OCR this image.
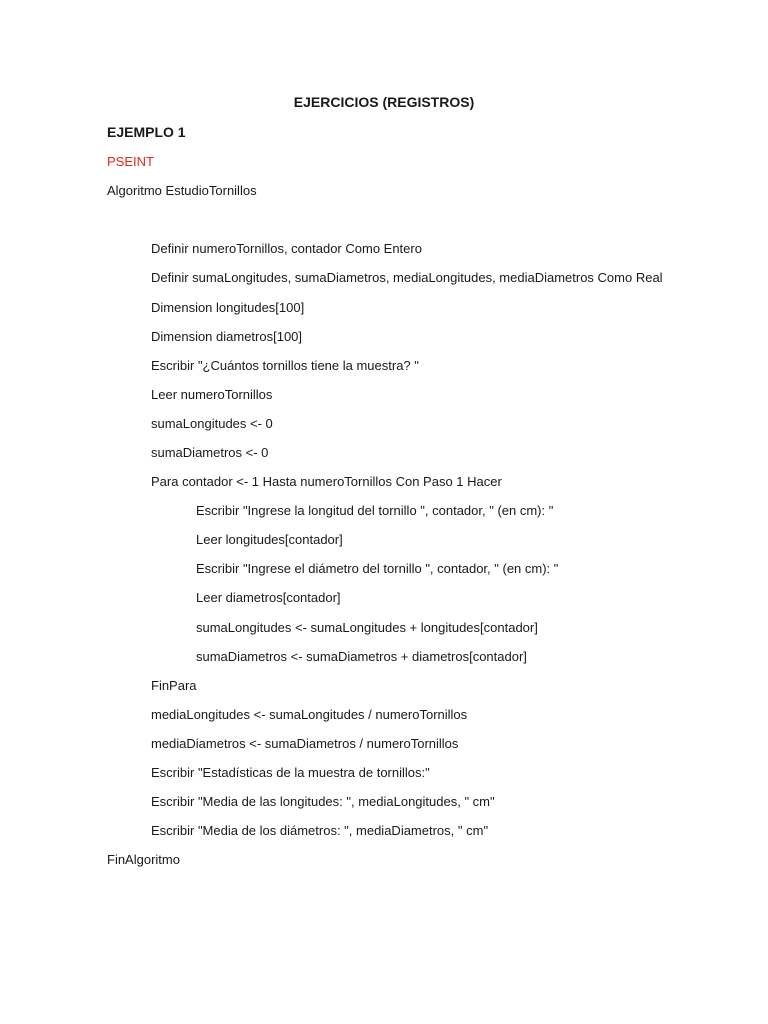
EJERCICIOS (REGISTROS)
EJEMPLO 1
PSEINT
Algoritmo EstudioTornillos
Definir numeroTornillos, contador Como Entero
Definir sumaLongitudes, sumaDiametros, mediaLongitudes, mediaDiametros Como Real
Dimension longitudes[100]
Dimension diametros[100]
Escribir "¿Cuántos tornillos tiene la muestra? "
Leer numeroTornillos
sumaLongitudes <- 0
sumaDiametros <- 0
Para contador <- 1 Hasta numeroTornillos Con Paso 1 Hacer
Escribir "Ingrese la longitud del tornillo ", contador, " (en cm): "
Leer longitudes[contador]
Escribir "Ingrese el diámetro del tornillo ", contador, " (en cm): "
Leer diametros[contador]
sumaLongitudes <- sumaLongitudes + longitudes[contador]
sumaDiametros <- sumaDiametros + diametros[contador]
FinPara
mediaLongitudes <- sumaLongitudes / numeroTornillos
mediaDiametros <- sumaDiametros / numeroTornillos
Escribir "Estadísticas de la muestra de tornillos:"
Escribir "Media de las longitudes: ", mediaLongitudes, " cm"
Escribir "Media de los diámetros: ", mediaDiametros, " cm"
FinAlgoritmo
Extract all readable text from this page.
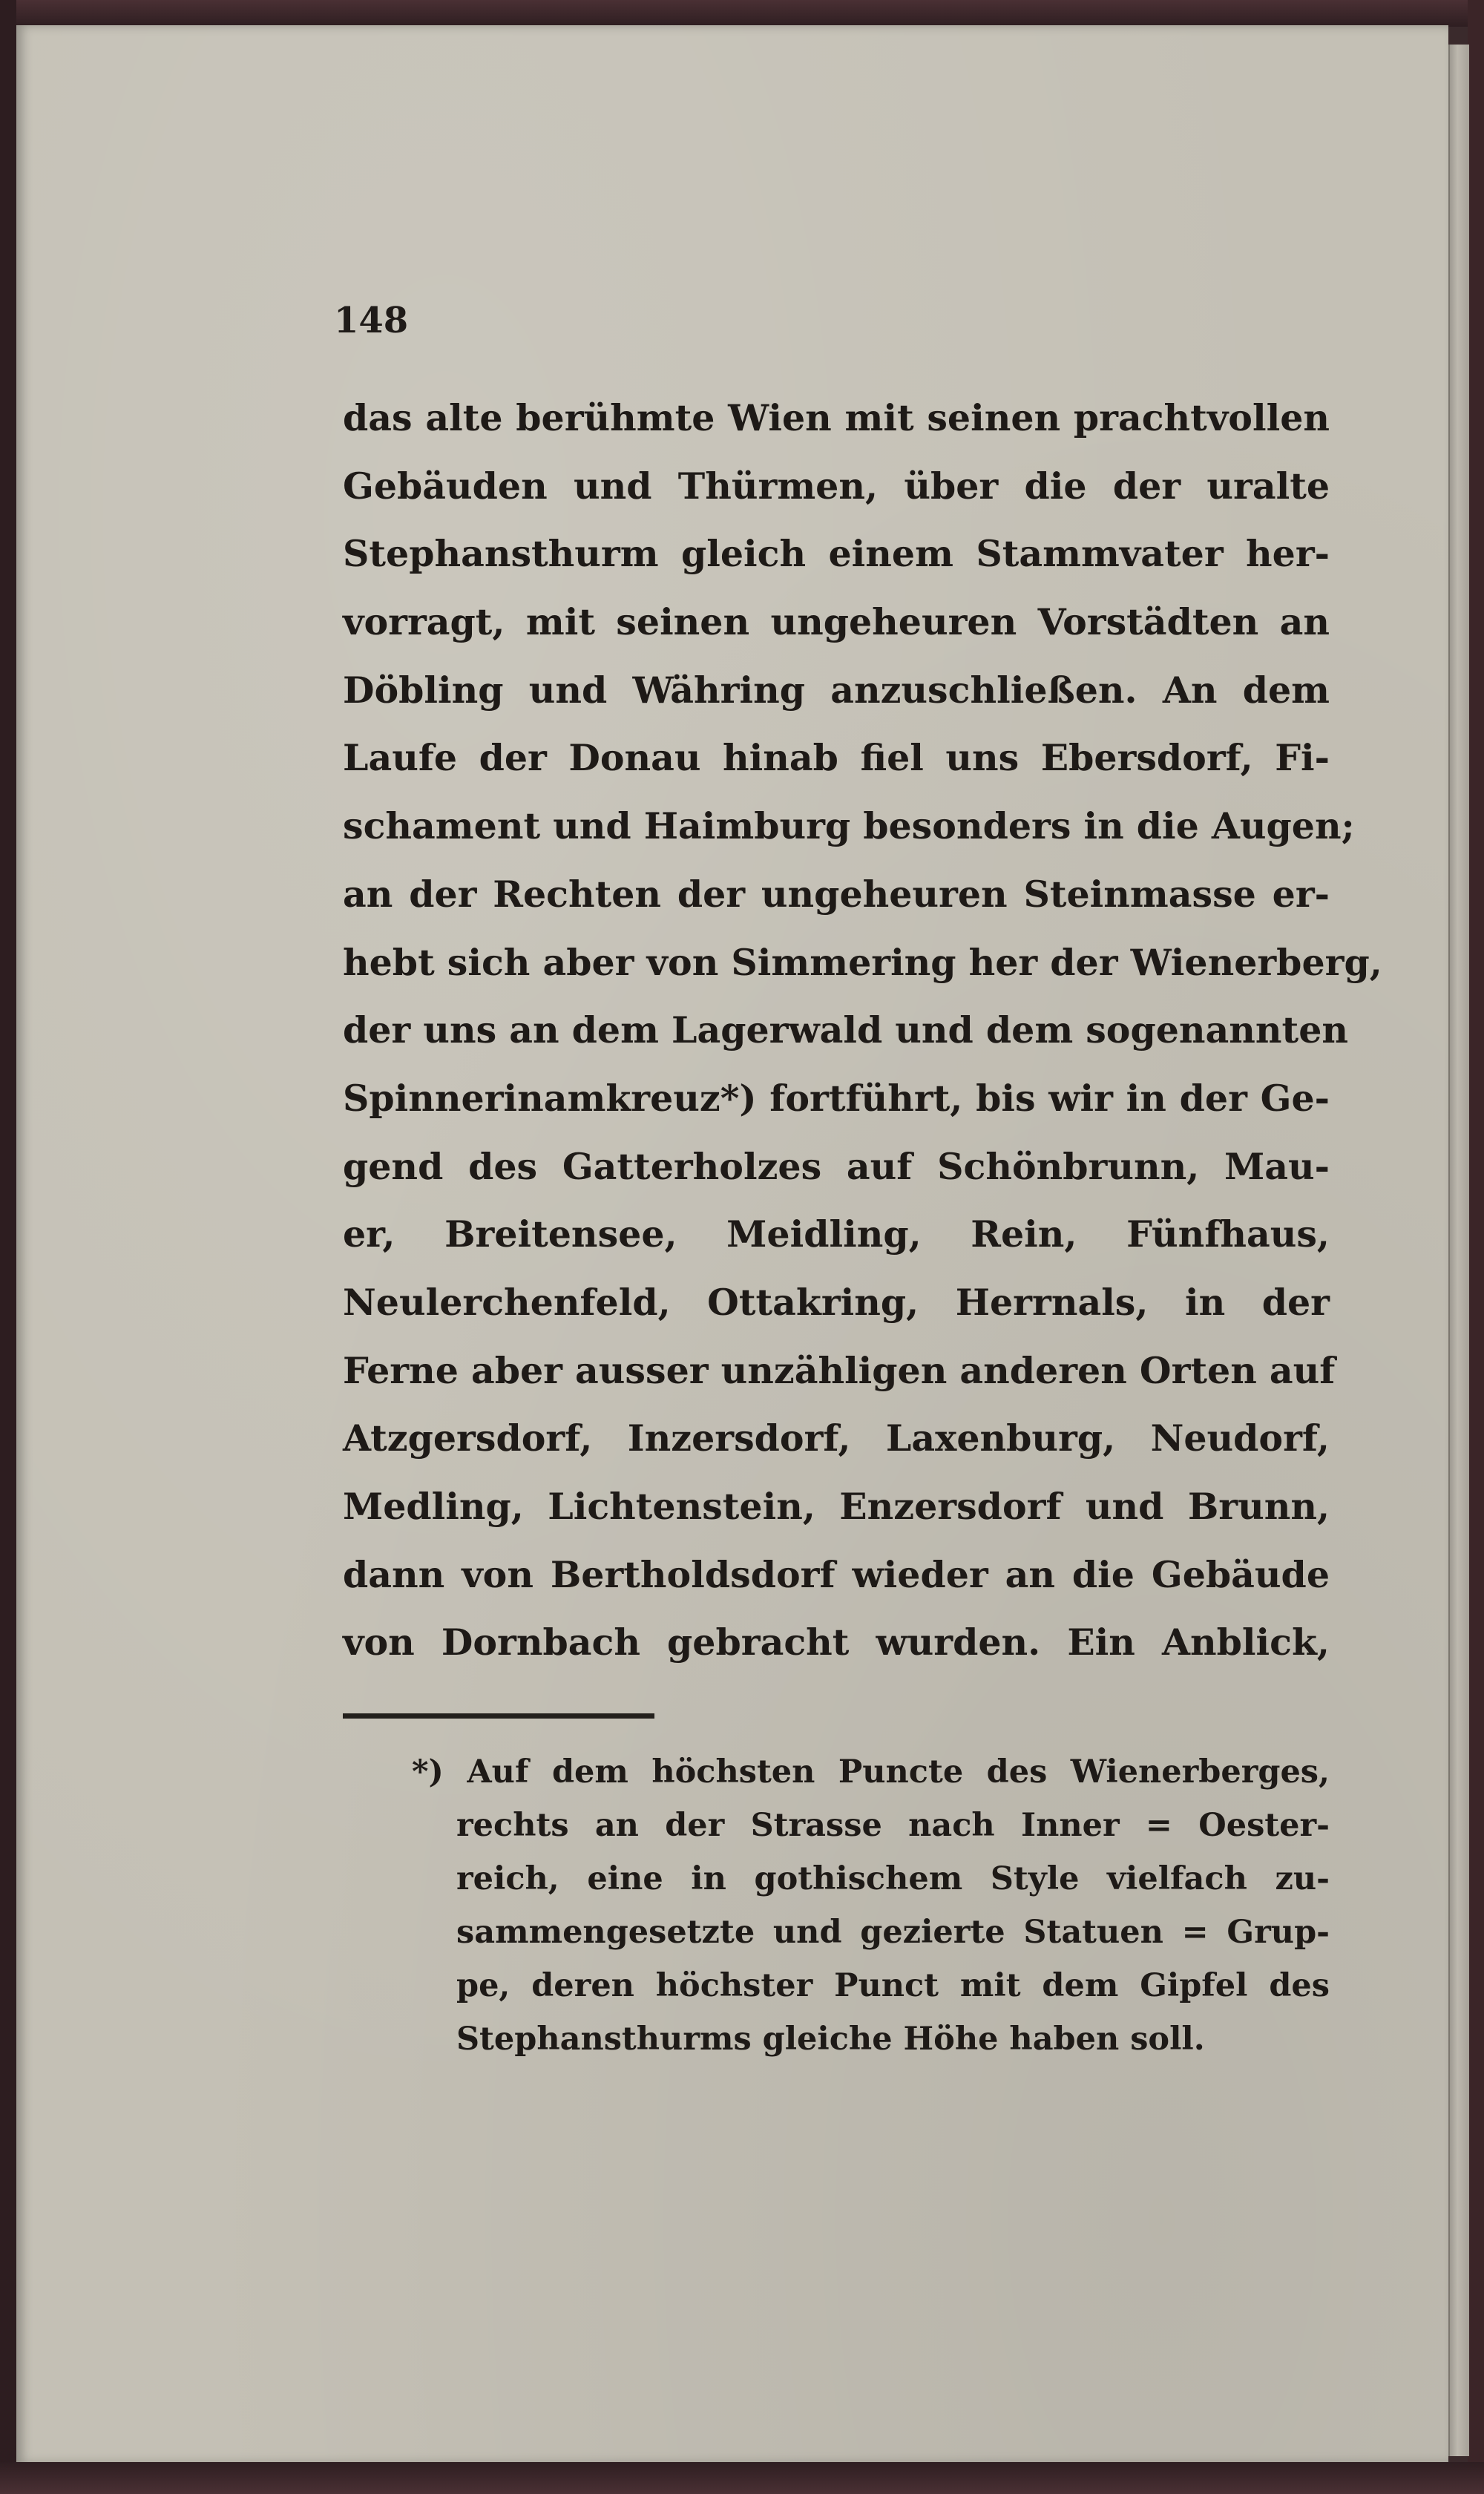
148

das alte berühmte Wien mit seinen prachtvollen
Gebäuden und Thürmen, über die der uralte
Stephansthurm gleich einem Stammvater her-
vorragt, mit seinen ungeheuren Vorstädten an
Döbling und Währing anzuschließen. An dem
Laufe der Donau hinab fiel uns Ebersdorf, Fi-
schament und Haimburg besonders in die Augen;
an der Rechten der ungeheuren Steinmasse er-
hebt sich aber von Simmering her der Wienerberg,
der uns an dem Lagerwald und dem sogenannten
Spinnerinamkreuz*) fortführt, bis wir in der Ge-
gend des Gatterholzes auf Schönbrunn, Mau-
er, Breitensee, Meidling, Rein, Fünfhaus,
Neulerchenfeld, Ottakring, Herrnals, in der
Ferne aber ausser unzähligen anderen Orten auf
Atzgersdorf, Inzersdorf, Laxenburg, Neudorf,
Medling, Lichtenstein, Enzersdorf und Brunn,
dann von Bertholdsdorf wieder an die Gebäude
von Dornbach gebracht wurden. Ein Anblick,
*) Auf dem höchsten Puncte des Wienerberges,
rechts an der Strasse nach Inner = Oester-
reich, eine in gothischem Style vielfach zu-
sammengesetzte und gezierte Statuen = Grup-
pe, deren höchster Punct mit dem Gipfel des
Stephansthurms gleiche Höhe haben soll.
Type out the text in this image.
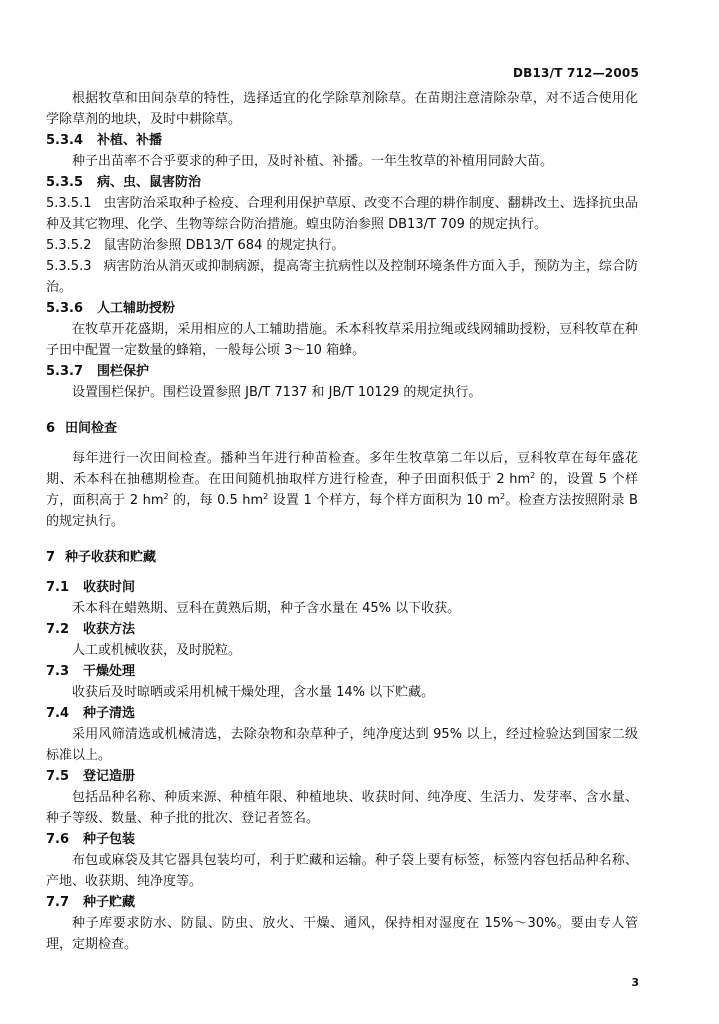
DB13/T 712—2005
根据牧草和田间杂草的特性，选择适宜的化学除草剂除草。在苗期注意清除杂草，对不适合使用化学除草剂的地块，及时中耕除草。
5.3.4 补植、补播
种子出苗率不合乎要求的种子田，及时补植、补播。一年生牧草的补植用同龄大苗。
5.3.5 病、虫、鼠害防治
5.3.5.1 虫害防治采取种子检疫、合理利用保护草原、改变不合理的耕作制度、翻耕改土、选择抗虫品种及其它物理、化学、生物等综合防治措施。蝗虫防治参照 DB13/T 709 的规定执行。
5.3.5.2 鼠害防治参照 DB13/T 684 的规定执行。
5.3.5.3 病害防治从消灭或抑制病源，提高寄主抗病性以及控制环境条件方面入手，预防为主，综合防治。
5.3.6 人工辅助授粉
在牧草开花盛期，采用相应的人工辅助措施。禾本科牧草采用拉绳或线网辅助授粉，豆科牧草在种子田中配置一定数量的蜂箱，一般每公顷 3～10 箱蜂。
5.3.7 围栏保护
设置围栏保护。围栏设置参照 JB/T 7137 和 JB/T 10129 的规定执行。
6 田间检查
每年进行一次田间检查。播种当年进行种苗检查。多年生牧草第二年以后，豆科牧草在每年盛花期、禾本科在抽穗期检查。在田间随机抽取样方进行检查，种子田面积低于 2 $hm^2$ 的，设置 5 个样方，面积高于 2 $hm^2$ 的，每 0.5 $hm^2$ 设置 1 个样方，每个样方面积为 10 $m^2$。检查方法按照附录 B 的规定执行。
7 种子收获和贮藏
7.1 收获时间
禾本科在蜡熟期、豆科在黄熟后期，种子含水量在 45% 以下收获。
7.2 收获方法
人工或机械收获，及时脱粒。
7.3 干燥处理
收获后及时晾晒或采用机械干燥处理，含水量 14% 以下贮藏。
7.4 种子清选
采用风筛清选或机械清选，去除杂物和杂草种子，纯净度达到 95% 以上，经过检验达到国家二级标准以上。
7.5 登记造册
包括品种名称、种质来源、种植年限、种植地块、收获时间、纯净度、生活力、发芽率、含水量、种子等级、数量、种子批的批次、登记者签名。
7.6 种子包装
布包或麻袋及其它器具包装均可，利于贮藏和运输。种子袋上要有标签，标签内容包括品种名称、产地、收获期、纯净度等。
7.7 种子贮藏
种子库要求防水、防鼠、防虫、放火、干燥、通风，保持相对湿度在 15%～30%。要由专人管理，定期检查。
3
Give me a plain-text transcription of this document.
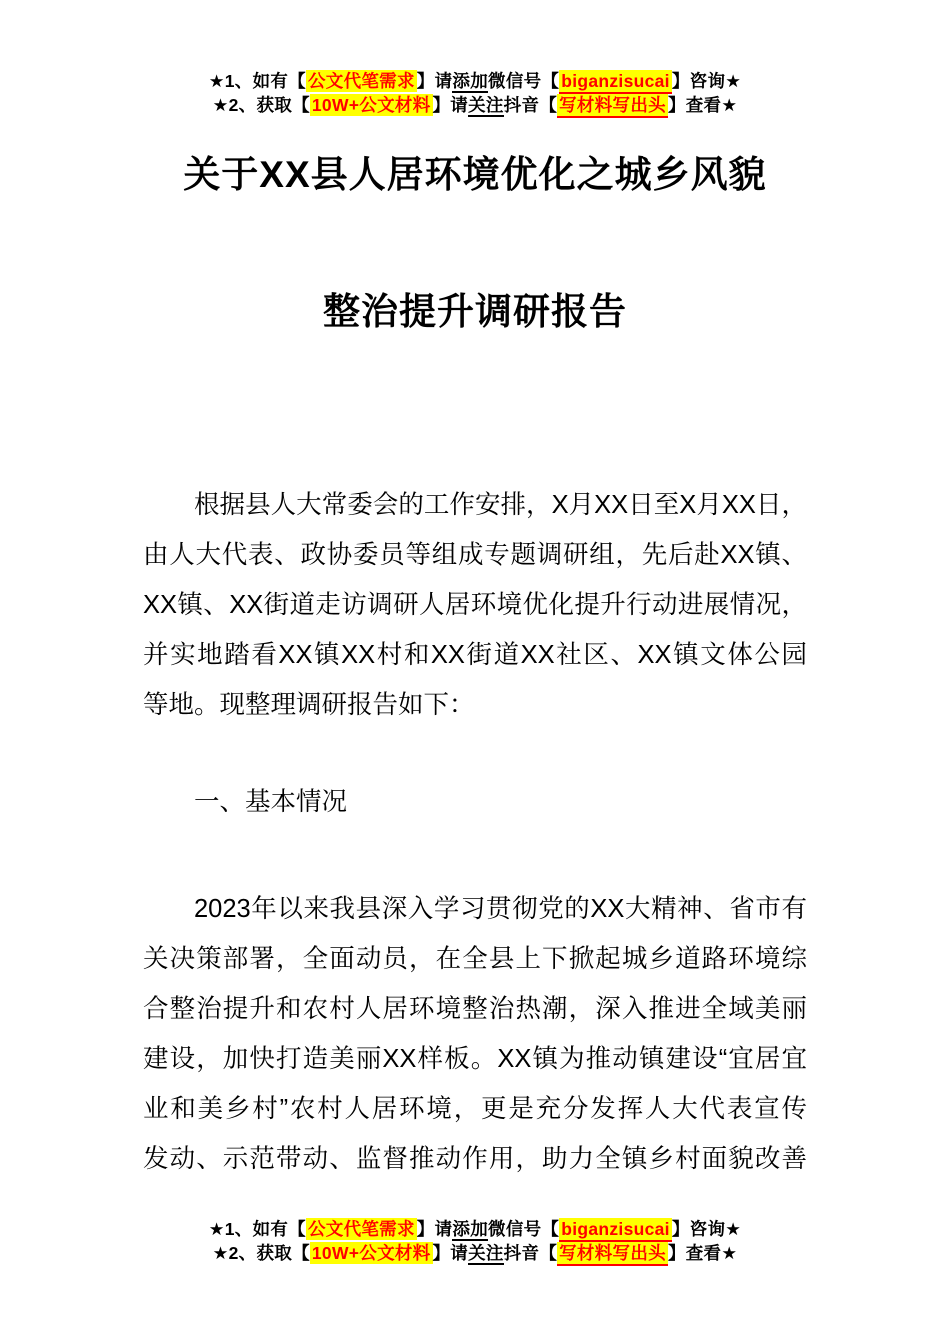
★1、如有【 公文代笔需求 】请添加微信号【 biganzisucai 】咨询★
★2、获取【 10W+公文材料 】请关注抖音【 写材料写出头 】查看★
关于XX县人居环境优化之城乡风貌
整治提升调研报告
根据县人大常委会的工作安排，X月XX日至X月XX日，
由人大代表、政协委员等组成专题调研组，先后赴XX镇、
XX镇、XX街道走访调研人居环境优化提升行动进展情况，
并实地踏看XX镇XX村和XX街道XX社区、XX镇文体公园
等地。现整理调研报告如下：
一、基本情况
2023年以来我县深入学习贯彻党的XX大精神、省市有
关决策部署，全面动员，在全县上下掀起城乡道路环境综
合整治提升和农村人居环境整治热潮，深入推进全域美丽
建设，加快打造美丽XX样板。XX镇为推动镇建设“宜居宜
业和美乡村”农村人居环境，更是充分发挥人大代表宣传
发动、示范带动、监督推动作用，助力全镇乡村面貌改善
★1、如有【 公文代笔需求 】请添加微信号【 biganzisucai 】咨询★
★2、获取【 10W+公文材料 】请关注抖音【 写材料写出头 】查看★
--------------------
* [INSTRUCTION]
Give back all entries exactly. No pictures belong in the copy.

* [RESULT FOR THIS TASK]
OCR this image.
EJERCICIOS (REGISTROS)
EJEMPLO 1
PSEINT
Algoritmo EstudioTornillos
Definir numeroTornillos, contador Como Entero
Definir sumaLongitudes, sumaDiametros, mediaLongitudes, mediaDiametros Como Real
Dimension longitudes[100]
Dimension diametros[100]
Escribir "¿Cuántos tornillos tiene la muestra? "
Leer numeroTornillos
sumaLongitudes <- 0
sumaDiametros <- 0
Para contador <- 1 Hasta numeroTornillos Con Paso 1 Hacer
Escribir "Ingrese la longitud del tornillo ", contador, " (en cm): "
Leer longitudes[contador]
Escribir "Ingrese el diámetro del tornillo ", contador, " (en cm): "
Leer diametros[contador]
sumaLongitudes <- sumaLongitudes + longitudes[contador]
sumaDiametros <- sumaDiametros + diametros[contador]
FinPara
mediaLongitudes <- sumaLongitudes / numeroTornillos
mediaDiametros <- sumaDiametros / numeroTornillos
Escribir "Estadísticas de la muestra de tornillos:"
Escribir "Media de las longitudes: ", mediaLongitudes, " cm"
Escribir "Media de los diámetros: ", mediaDiametros, " cm"
FinAlgoritmo
Extract all readable text from this page.
148

das alte berühmte Wien mit seinen prachtvollen
Gebäuden und Thürmen, über die der uralte
Stephansthurm gleich einem Stammvater her-
vorragt, mit seinen ungeheuren Vorstädten an
Döbling und Währing anzuschließen. An dem
Laufe der Donau hinab fiel uns Ebersdorf, Fi-
schament und Haimburg besonders in die Augen;
an der Rechten der ungeheuren Steinmasse er-
hebt sich aber von Simmering her der Wienerberg,
der uns an dem Lagerwald und dem sogenannten
Spinnerinamkreuz*) fortführt, bis wir in der Ge-
gend des Gatterholzes auf Schönbrunn, Mau-
er, Breitensee, Meidling, Rein, Fünfhaus,
Neulerchenfeld, Ottakring, Herrnals, in der
Ferne aber ausser unzähligen anderen Orten auf
Atzgersdorf, Inzersdorf, Laxenburg, Neudorf,
Medling, Lichtenstein, Enzersdorf und Brunn,
dann von Bertholdsdorf wieder an die Gebäude
von Dornbach gebracht wurden. Ein Anblick,
*) Auf dem höchsten Puncte des Wienerberges,
rechts an der Strasse nach Inner = Oester-
reich, eine in gothischem Style vielfach zu-
sammengesetzte und gezierte Statuen = Grup-
pe, deren höchster Punct mit dem Gipfel des
Stephansthurms gleiche Höhe haben soll.
Type out the text in this image.
DB13/T 712—2005
根据牧草和田间杂草的特性，选择适宜的化学除草剂除草。在苗期注意清除杂草，对不适合使用化学除草剂的地块，及时中耕除草。
5.3.4 补植、补播
种子出苗率不合乎要求的种子田，及时补植、补播。一年生牧草的补植用同龄大苗。
5.3.5 病、虫、鼠害防治
5.3.5.1 虫害防治采取种子检疫、合理利用保护草原、改变不合理的耕作制度、翻耕改土、选择抗虫品种及其它物理、化学、生物等综合防治措施。蝗虫防治参照 DB13/T 709 的规定执行。
5.3.5.2 鼠害防治参照 DB13/T 684 的规定执行。
5.3.5.3 病害防治从消灭或抑制病源，提高寄主抗病性以及控制环境条件方面入手，预防为主，综合防治。
5.3.6 人工辅助授粉
在牧草开花盛期，采用相应的人工辅助措施。禾本科牧草采用拉绳或线网辅助授粉，豆科牧草在种子田中配置一定数量的蜂箱，一般每公顷 3～10 箱蜂。
5.3.7 围栏保护
设置围栏保护。围栏设置参照 JB/T 7137 和 JB/T 10129 的规定执行。
6 田间检查
每年进行一次田间检查。播种当年进行种苗检查。多年生牧草第二年以后，豆科牧草在每年盛花期、禾本科在抽穗期检查。在田间随机抽取样方进行检查，种子田面积低于 2 $hm^2$ 的，设置 5 个样方，面积高于 2 $hm^2$ 的，每 0.5 $hm^2$ 设置 1 个样方，每个样方面积为 10 $m^2$。检查方法按照附录 B 的规定执行。
7 种子收获和贮藏
7.1 收获时间
禾本科在蜡熟期、豆科在黄熟后期，种子含水量在 45% 以下收获。
7.2 收获方法
人工或机械收获，及时脱粒。
7.3 干燥处理
收获后及时晾晒或采用机械干燥处理，含水量 14% 以下贮藏。
7.4 种子清选
采用风筛清选或机械清选，去除杂物和杂草种子，纯净度达到 95% 以上，经过检验达到国家二级标准以上。
7.5 登记造册
包括品种名称、种质来源、种植年限、种植地块、收获时间、纯净度、生活力、发芽率、含水量、种子等级、数量、种子批的批次、登记者签名。
7.6 种子包装
布包或麻袋及其它器具包装均可，利于贮藏和运输。种子袋上要有标签，标签内容包括品种名称、产地、收获期、纯净度等。
7.7 种子贮藏
种子库要求防水、防鼠、防虫、放火、干燥、通风，保持相对湿度在 15%～30%。要由专人管理，定期检查。
3
Give me a plain-text transcription of this document.
★1、如有【 公文代笔需求 】请添加微信号【 biganzisucai 】咨询★
★2、获取【 10W+公文材料 】请关注抖音【 写材料写出头 】查看★
关于XX县人居环境优化之城乡风貌
整治提升调研报告
根据县人大常委会的工作安排，X月XX日至X月XX日，
由人大代表、政协委员等组成专题调研组，先后赴XX镇、
XX镇、XX街道走访调研人居环境优化提升行动进展情况，
并实地踏看XX镇XX村和XX街道XX社区、XX镇文体公园
等地。现整理调研报告如下：
一、基本情况
2023年以来我县深入学习贯彻党的XX大精神、省市有
关决策部署，全面动员，在全县上下掀起城乡道路环境综
合整治提升和农村人居环境整治热潮，深入推进全域美丽
建设，加快打造美丽XX样板。XX镇为推动镇建设“宜居宜
业和美乡村”农村人居环境，更是充分发挥人大代表宣传
发动、示范带动、监督推动作用，助力全镇乡村面貌改善
★1、如有【 公文代笔需求 】请添加微信号【 biganzisucai 】咨询★
★2、获取【 10W+公文材料 】请关注抖音【 写材料写出头 】查看★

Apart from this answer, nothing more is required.